→ Written instruction
Each entry has to be copied exactly, with nothing missed.

— Start of Entries provided —

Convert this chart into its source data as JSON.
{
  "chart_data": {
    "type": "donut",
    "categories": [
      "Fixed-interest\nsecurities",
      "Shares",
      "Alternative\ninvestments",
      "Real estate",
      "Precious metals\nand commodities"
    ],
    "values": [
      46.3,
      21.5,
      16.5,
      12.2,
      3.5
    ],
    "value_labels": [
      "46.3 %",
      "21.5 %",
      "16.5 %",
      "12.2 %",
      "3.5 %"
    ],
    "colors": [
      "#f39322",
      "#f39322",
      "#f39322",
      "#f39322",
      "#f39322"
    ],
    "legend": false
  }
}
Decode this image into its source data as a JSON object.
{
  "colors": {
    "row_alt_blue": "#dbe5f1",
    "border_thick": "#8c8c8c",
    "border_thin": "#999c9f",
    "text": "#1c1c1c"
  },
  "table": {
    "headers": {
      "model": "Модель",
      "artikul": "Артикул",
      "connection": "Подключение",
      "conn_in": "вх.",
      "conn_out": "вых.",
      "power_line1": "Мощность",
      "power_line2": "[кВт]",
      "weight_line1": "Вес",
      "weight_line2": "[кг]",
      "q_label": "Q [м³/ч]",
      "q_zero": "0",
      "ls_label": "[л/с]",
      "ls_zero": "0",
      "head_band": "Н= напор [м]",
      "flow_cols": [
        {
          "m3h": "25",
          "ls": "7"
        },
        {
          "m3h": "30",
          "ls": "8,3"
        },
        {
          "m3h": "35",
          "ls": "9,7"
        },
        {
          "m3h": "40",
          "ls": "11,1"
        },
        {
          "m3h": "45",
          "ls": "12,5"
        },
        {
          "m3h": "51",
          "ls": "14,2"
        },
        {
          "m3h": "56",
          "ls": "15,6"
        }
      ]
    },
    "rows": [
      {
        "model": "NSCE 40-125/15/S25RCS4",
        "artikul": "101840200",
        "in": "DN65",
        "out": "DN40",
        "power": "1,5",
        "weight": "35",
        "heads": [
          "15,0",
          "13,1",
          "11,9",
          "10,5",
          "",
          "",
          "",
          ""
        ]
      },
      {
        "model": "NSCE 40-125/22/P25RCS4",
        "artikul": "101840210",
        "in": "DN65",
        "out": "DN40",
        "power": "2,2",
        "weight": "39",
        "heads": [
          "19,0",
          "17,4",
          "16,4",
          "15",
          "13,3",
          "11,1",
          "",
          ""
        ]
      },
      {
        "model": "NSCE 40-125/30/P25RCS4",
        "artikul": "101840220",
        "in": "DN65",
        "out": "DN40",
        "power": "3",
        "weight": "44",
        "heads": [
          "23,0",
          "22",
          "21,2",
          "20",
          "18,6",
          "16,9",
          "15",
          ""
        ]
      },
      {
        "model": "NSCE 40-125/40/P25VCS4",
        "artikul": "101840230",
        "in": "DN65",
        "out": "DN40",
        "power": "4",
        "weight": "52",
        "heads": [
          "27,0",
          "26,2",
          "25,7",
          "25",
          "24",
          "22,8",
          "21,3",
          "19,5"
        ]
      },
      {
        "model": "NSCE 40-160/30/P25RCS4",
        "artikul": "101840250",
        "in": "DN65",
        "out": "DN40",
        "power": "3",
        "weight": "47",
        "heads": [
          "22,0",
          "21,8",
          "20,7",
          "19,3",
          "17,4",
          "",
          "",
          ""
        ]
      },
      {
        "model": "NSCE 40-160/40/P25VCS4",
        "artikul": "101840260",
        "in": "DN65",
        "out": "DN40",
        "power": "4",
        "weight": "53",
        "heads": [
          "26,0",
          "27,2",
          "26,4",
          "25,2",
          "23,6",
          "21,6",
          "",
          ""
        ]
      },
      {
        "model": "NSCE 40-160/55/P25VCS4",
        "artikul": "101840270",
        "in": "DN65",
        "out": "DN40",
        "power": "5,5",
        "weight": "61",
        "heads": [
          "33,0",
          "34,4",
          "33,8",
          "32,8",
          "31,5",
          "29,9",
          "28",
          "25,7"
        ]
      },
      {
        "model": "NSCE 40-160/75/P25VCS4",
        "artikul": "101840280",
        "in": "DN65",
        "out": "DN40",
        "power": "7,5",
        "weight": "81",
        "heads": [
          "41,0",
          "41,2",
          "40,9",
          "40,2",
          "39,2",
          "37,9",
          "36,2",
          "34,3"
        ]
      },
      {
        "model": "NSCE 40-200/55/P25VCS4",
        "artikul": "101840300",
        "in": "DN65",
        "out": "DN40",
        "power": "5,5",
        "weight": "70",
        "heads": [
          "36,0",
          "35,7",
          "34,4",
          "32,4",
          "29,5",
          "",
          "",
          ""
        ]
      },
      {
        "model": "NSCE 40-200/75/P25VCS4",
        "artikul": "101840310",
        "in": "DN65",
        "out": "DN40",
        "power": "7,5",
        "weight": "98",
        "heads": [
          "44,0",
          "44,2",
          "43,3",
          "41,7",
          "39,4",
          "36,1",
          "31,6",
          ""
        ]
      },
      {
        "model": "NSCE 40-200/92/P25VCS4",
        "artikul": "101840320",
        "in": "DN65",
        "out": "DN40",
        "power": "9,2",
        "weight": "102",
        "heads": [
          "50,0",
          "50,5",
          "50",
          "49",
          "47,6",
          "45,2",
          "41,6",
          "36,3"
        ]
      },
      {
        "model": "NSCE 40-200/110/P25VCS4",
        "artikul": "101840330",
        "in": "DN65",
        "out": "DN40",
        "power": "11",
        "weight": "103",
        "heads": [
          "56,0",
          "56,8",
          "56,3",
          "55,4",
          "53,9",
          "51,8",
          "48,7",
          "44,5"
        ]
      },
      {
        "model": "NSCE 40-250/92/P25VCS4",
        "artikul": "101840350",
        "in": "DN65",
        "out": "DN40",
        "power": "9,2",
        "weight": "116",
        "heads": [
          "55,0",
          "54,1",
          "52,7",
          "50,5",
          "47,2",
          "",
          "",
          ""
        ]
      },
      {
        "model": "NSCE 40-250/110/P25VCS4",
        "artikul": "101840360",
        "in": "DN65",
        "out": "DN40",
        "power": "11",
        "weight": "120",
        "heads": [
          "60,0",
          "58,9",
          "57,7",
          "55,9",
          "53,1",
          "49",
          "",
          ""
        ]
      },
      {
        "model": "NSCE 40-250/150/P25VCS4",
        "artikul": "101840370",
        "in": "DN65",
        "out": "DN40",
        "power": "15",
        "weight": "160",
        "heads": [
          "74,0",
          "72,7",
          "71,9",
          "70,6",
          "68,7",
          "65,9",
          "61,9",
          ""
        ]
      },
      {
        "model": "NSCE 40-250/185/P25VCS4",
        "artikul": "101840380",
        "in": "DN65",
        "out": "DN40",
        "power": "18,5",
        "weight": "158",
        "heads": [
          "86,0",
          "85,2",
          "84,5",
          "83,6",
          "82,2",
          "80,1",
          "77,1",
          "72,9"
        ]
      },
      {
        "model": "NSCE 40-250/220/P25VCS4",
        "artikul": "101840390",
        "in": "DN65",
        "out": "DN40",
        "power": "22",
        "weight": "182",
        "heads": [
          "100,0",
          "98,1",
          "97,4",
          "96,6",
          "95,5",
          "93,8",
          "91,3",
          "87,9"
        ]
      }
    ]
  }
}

— End of Entries provided —

→ Response
Convert this chart into its source data as JSON.
{
  "chart_data": {
    "type": "donut",
    "categories": [
      "Fixed-interest\nsecurities",
      "Shares",
      "Alternative\ninvestments",
      "Real estate",
      "Precious metals\nand commodities"
    ],
    "values": [
      46.3,
      21.5,
      16.5,
      12.2,
      3.5
    ],
    "value_labels": [
      "46.3 %",
      "21.5 %",
      "16.5 %",
      "12.2 %",
      "3.5 %"
    ],
    "colors": [
      "#f39322",
      "#f39322",
      "#f39322",
      "#f39322",
      "#f39322"
    ],
    "legend": false
  }
}
Decode this image into its source data as a JSON object.
{
  "colors": {
    "row_alt_blue": "#dbe5f1",
    "border_thick": "#8c8c8c",
    "border_thin": "#999c9f",
    "text": "#1c1c1c"
  },
  "table": {
    "headers": {
      "model": "Модель",
      "artikul": "Артикул",
      "connection": "Подключение",
      "conn_in": "вх.",
      "conn_out": "вых.",
      "power_line1": "Мощность",
      "power_line2": "[кВт]",
      "weight_line1": "Вес",
      "weight_line2": "[кг]",
      "q_label": "Q [м³/ч]",
      "q_zero": "0",
      "ls_label": "[л/с]",
      "ls_zero": "0",
      "head_band": "Н= напор [м]",
      "flow_cols": [
        {
          "m3h": "25",
          "ls": "7"
        },
        {
          "m3h": "30",
          "ls": "8,3"
        },
        {
          "m3h": "35",
          "ls": "9,7"
        },
        {
          "m3h": "40",
          "ls": "11,1"
        },
        {
          "m3h": "45",
          "ls": "12,5"
        },
        {
          "m3h": "51",
          "ls": "14,2"
        },
        {
          "m3h": "56",
          "ls": "15,6"
        }
      ]
    },
    "rows": [
      {
        "model": "NSCE 40-125/15/S25RCS4",
        "artikul": "101840200",
        "in": "DN65",
        "out": "DN40",
        "power": "1,5",
        "weight": "35",
        "heads": [
          "15,0",
          "13,1",
          "11,9",
          "10,5",
          "",
          "",
          "",
          ""
        ]
      },
      {
        "model": "NSCE 40-125/22/P25RCS4",
        "artikul": "101840210",
        "in": "DN65",
        "out": "DN40",
        "power": "2,2",
        "weight": "39",
        "heads": [
          "19,0",
          "17,4",
          "16,4",
          "15",
          "13,3",
          "11,1",
          "",
          ""
        ]
      },
      {
        "model": "NSCE 40-125/30/P25RCS4",
        "artikul": "101840220",
        "in": "DN65",
        "out": "DN40",
        "power": "3",
        "weight": "44",
        "heads": [
          "23,0",
          "22",
          "21,2",
          "20",
          "18,6",
          "16,9",
          "15",
          ""
        ]
      },
      {
        "model": "NSCE 40-125/40/P25VCS4",
        "artikul": "101840230",
        "in": "DN65",
        "out": "DN40",
        "power": "4",
        "weight": "52",
        "heads": [
          "27,0",
          "26,2",
          "25,7",
          "25",
          "24",
          "22,8",
          "21,3",
          "19,5"
        ]
      },
      {
        "model": "NSCE 40-160/30/P25RCS4",
        "artikul": "101840250",
        "in": "DN65",
        "out": "DN40",
        "power": "3",
        "weight": "47",
        "heads": [
          "22,0",
          "21,8",
          "20,7",
          "19,3",
          "17,4",
          "",
          "",
          ""
        ]
      },
      {
        "model": "NSCE 40-160/40/P25VCS4",
        "artikul": "101840260",
        "in": "DN65",
        "out": "DN40",
        "power": "4",
        "weight": "53",
        "heads": [
          "26,0",
          "27,2",
          "26,4",
          "25,2",
          "23,6",
          "21,6",
          "",
          ""
        ]
      },
      {
        "model": "NSCE 40-160/55/P25VCS4",
        "artikul": "101840270",
        "in": "DN65",
        "out": "DN40",
        "power": "5,5",
        "weight": "61",
        "heads": [
          "33,0",
          "34,4",
          "33,8",
          "32,8",
          "31,5",
          "29,9",
          "28",
          "25,7"
        ]
      },
      {
        "model": "NSCE 40-160/75/P25VCS4",
        "artikul": "101840280",
        "in": "DN65",
        "out": "DN40",
        "power": "7,5",
        "weight": "81",
        "heads": [
          "41,0",
          "41,2",
          "40,9",
          "40,2",
          "39,2",
          "37,9",
          "36,2",
          "34,3"
        ]
      },
      {
        "model": "NSCE 40-200/55/P25VCS4",
        "artikul": "101840300",
        "in": "DN65",
        "out": "DN40",
        "power": "5,5",
        "weight": "70",
        "heads": [
          "36,0",
          "35,7",
          "34,4",
          "32,4",
          "29,5",
          "",
          "",
          ""
        ]
      },
      {
        "model": "NSCE 40-200/75/P25VCS4",
        "artikul": "101840310",
        "in": "DN65",
        "out": "DN40",
        "power": "7,5",
        "weight": "98",
        "heads": [
          "44,0",
          "44,2",
          "43,3",
          "41,7",
          "39,4",
          "36,1",
          "31,6",
          ""
        ]
      },
      {
        "model": "NSCE 40-200/92/P25VCS4",
        "artikul": "101840320",
        "in": "DN65",
        "out": "DN40",
        "power": "9,2",
        "weight": "102",
        "heads": [
          "50,0",
          "50,5",
          "50",
          "49",
          "47,6",
          "45,2",
          "41,6",
          "36,3"
        ]
      },
      {
        "model": "NSCE 40-200/110/P25VCS4",
        "artikul": "101840330",
        "in": "DN65",
        "out": "DN40",
        "power": "11",
        "weight": "103",
        "heads": [
          "56,0",
          "56,8",
          "56,3",
          "55,4",
          "53,9",
          "51,8",
          "48,7",
          "44,5"
        ]
      },
      {
        "model": "NSCE 40-250/92/P25VCS4",
        "artikul": "101840350",
        "in": "DN65",
        "out": "DN40",
        "power": "9,2",
        "weight": "116",
        "heads": [
          "55,0",
          "54,1",
          "52,7",
          "50,5",
          "47,2",
          "",
          "",
          ""
        ]
      },
      {
        "model": "NSCE 40-250/110/P25VCS4",
        "artikul": "101840360",
        "in": "DN65",
        "out": "DN40",
        "power": "11",
        "weight": "120",
        "heads": [
          "60,0",
          "58,9",
          "57,7",
          "55,9",
          "53,1",
          "49",
          "",
          ""
        ]
      },
      {
        "model": "NSCE 40-250/150/P25VCS4",
        "artikul": "101840370",
        "in": "DN65",
        "out": "DN40",
        "power": "15",
        "weight": "160",
        "heads": [
          "74,0",
          "72,7",
          "71,9",
          "70,6",
          "68,7",
          "65,9",
          "61,9",
          ""
        ]
      },
      {
        "model": "NSCE 40-250/185/P25VCS4",
        "artikul": "101840380",
        "in": "DN65",
        "out": "DN40",
        "power": "18,5",
        "weight": "158",
        "heads": [
          "86,0",
          "85,2",
          "84,5",
          "83,6",
          "82,2",
          "80,1",
          "77,1",
          "72,9"
        ]
      },
      {
        "model": "NSCE 40-250/220/P25VCS4",
        "artikul": "101840390",
        "in": "DN65",
        "out": "DN40",
        "power": "22",
        "weight": "182",
        "heads": [
          "100,0",
          "98,1",
          "97,4",
          "96,6",
          "95,5",
          "93,8",
          "91,3",
          "87,9"
        ]
      }
    ]
  }
}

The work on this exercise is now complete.